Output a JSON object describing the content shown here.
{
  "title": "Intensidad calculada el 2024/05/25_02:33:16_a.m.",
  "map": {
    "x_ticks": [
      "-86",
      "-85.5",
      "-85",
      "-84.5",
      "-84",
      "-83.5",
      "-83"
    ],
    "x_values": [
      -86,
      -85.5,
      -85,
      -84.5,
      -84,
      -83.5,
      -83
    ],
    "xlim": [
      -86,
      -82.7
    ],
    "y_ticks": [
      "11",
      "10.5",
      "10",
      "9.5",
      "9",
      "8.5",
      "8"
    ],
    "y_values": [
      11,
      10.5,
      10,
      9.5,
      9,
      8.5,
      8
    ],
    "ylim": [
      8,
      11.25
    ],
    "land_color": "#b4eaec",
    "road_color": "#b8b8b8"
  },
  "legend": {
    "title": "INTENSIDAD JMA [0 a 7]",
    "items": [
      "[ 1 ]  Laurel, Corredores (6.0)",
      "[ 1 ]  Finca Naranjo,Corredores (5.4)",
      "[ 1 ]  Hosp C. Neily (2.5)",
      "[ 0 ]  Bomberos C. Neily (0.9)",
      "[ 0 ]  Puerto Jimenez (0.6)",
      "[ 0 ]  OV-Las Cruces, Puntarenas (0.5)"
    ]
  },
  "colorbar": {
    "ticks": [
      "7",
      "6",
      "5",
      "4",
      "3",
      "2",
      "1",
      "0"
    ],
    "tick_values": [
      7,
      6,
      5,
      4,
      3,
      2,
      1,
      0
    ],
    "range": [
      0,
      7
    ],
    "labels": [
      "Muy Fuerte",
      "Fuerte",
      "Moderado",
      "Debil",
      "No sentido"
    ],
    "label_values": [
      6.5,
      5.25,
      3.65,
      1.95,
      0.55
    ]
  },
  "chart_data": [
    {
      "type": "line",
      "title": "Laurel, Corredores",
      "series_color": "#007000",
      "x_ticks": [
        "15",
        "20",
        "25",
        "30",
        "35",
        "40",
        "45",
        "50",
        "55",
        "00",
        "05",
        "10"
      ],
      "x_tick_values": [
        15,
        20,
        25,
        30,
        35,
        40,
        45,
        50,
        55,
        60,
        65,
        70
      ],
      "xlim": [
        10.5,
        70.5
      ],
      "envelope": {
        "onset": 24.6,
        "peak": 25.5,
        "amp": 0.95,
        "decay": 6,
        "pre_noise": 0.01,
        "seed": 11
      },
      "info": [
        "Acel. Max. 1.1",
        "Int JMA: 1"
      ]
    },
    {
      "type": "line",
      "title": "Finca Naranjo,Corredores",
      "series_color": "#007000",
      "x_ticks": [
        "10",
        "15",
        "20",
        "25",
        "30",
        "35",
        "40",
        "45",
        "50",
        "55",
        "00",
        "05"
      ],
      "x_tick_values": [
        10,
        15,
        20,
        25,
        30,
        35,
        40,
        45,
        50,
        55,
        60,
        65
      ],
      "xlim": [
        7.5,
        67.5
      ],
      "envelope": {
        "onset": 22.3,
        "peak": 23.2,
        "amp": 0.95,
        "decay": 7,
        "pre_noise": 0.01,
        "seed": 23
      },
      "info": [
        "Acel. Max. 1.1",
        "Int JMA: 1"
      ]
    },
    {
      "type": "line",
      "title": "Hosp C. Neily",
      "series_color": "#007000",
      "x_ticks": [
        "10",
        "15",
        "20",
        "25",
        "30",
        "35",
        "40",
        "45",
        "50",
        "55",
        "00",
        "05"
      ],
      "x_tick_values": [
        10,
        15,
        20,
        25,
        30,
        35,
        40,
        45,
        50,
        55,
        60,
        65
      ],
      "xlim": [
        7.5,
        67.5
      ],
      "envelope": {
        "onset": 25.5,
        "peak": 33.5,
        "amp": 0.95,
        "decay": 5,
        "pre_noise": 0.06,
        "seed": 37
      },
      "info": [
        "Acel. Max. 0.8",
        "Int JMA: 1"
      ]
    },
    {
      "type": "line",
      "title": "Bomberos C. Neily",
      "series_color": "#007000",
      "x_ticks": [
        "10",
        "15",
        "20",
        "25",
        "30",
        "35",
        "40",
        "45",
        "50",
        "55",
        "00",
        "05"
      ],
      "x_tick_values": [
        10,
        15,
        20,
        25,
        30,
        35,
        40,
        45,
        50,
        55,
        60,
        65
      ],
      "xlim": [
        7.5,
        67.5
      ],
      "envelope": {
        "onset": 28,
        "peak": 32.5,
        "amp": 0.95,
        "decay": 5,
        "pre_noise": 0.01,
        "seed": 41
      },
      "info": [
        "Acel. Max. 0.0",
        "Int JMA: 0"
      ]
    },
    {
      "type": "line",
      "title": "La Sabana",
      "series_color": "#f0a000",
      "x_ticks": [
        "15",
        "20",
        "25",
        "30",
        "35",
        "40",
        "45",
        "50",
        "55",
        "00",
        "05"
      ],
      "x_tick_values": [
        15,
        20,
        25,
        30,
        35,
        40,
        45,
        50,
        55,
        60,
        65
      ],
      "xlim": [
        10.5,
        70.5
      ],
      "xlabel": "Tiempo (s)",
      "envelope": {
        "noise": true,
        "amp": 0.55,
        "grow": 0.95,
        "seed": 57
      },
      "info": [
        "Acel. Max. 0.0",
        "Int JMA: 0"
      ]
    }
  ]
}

--------------------------------

In the entries above, count each line holding "Finca" and report the total and nothing more.

2